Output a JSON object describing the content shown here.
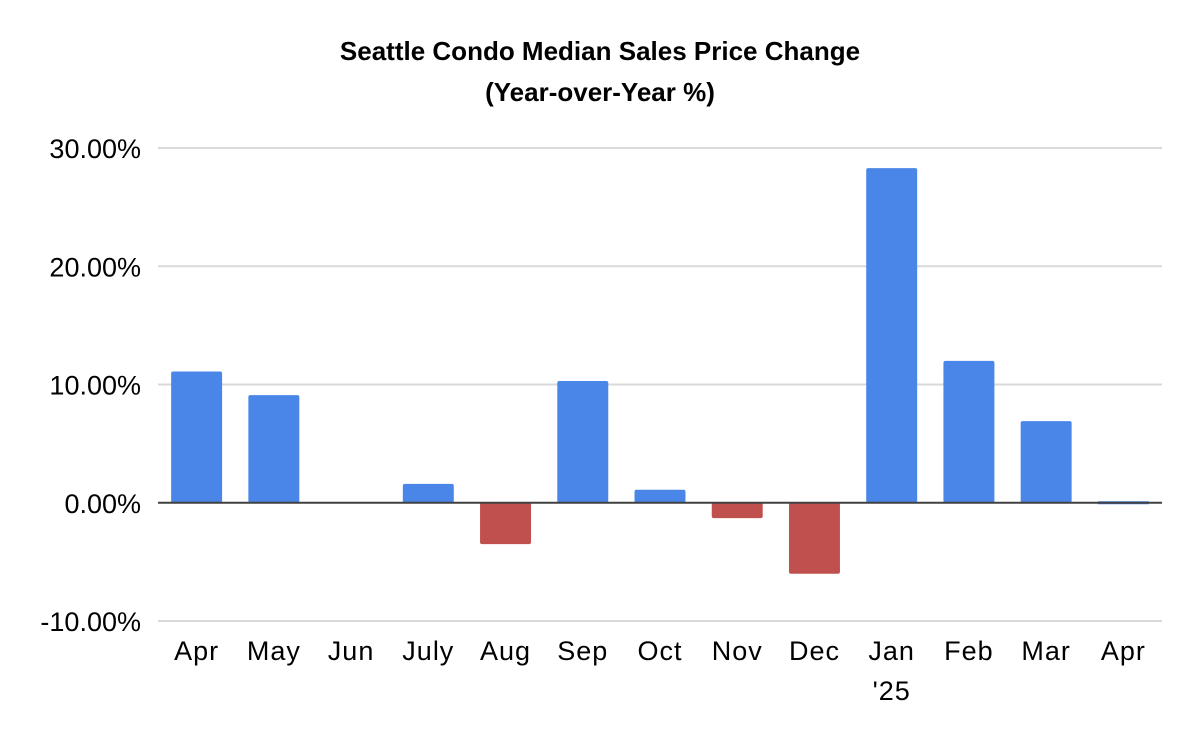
{
  "chart_data": {
    "type": "bar",
    "title": "Seattle Condo Median Sales Price Change",
    "subtitle": "(Year-over-Year %)",
    "categories": [
      "Apr",
      "May",
      "Jun",
      "July",
      "Aug",
      "Sep",
      "Oct",
      "Nov",
      "Dec",
      "Jan",
      "Feb",
      "Mar",
      "Apr"
    ],
    "category_sublabels": [
      "",
      "",
      "",
      "",
      "",
      "",
      "",
      "",
      "",
      "'25",
      "",
      "",
      ""
    ],
    "values": [
      11.1,
      9.1,
      0.0,
      1.6,
      -3.5,
      10.3,
      1.1,
      -1.3,
      -6.0,
      28.3,
      12.0,
      6.9,
      0.0
    ],
    "ylim": [
      -10,
      30
    ],
    "yticks": [
      30,
      20,
      10,
      0,
      -10
    ],
    "ytick_labels": [
      "30.00%",
      "20.00%",
      "10.00%",
      "0.00%",
      "-10.00%"
    ],
    "grid": true,
    "colors": {
      "positive": "#4a86e8",
      "negative": "#c0504d"
    },
    "xlabel": "",
    "ylabel": ""
  }
}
════════════════
:: DESCRIPTION OF THE TASK ::
Repeat the material verbatim. Do not carry over any picture.

:: TASK RESPONSE ::
Output a JSON object describing the content shown here.
{
  "chart_data": {
    "type": "bar",
    "title": "Seattle Condo Median Sales Price Change",
    "subtitle": "(Year-over-Year %)",
    "categories": [
      "Apr",
      "May",
      "Jun",
      "July",
      "Aug",
      "Sep",
      "Oct",
      "Nov",
      "Dec",
      "Jan",
      "Feb",
      "Mar",
      "Apr"
    ],
    "category_sublabels": [
      "",
      "",
      "",
      "",
      "",
      "",
      "",
      "",
      "",
      "'25",
      "",
      "",
      ""
    ],
    "values": [
      11.1,
      9.1,
      0.0,
      1.6,
      -3.5,
      10.3,
      1.1,
      -1.3,
      -6.0,
      28.3,
      12.0,
      6.9,
      0.0
    ],
    "ylim": [
      -10,
      30
    ],
    "yticks": [
      30,
      20,
      10,
      0,
      -10
    ],
    "ytick_labels": [
      "30.00%",
      "20.00%",
      "10.00%",
      "0.00%",
      "-10.00%"
    ],
    "grid": true,
    "colors": {
      "positive": "#4a86e8",
      "negative": "#c0504d"
    },
    "xlabel": "",
    "ylabel": ""
  }
}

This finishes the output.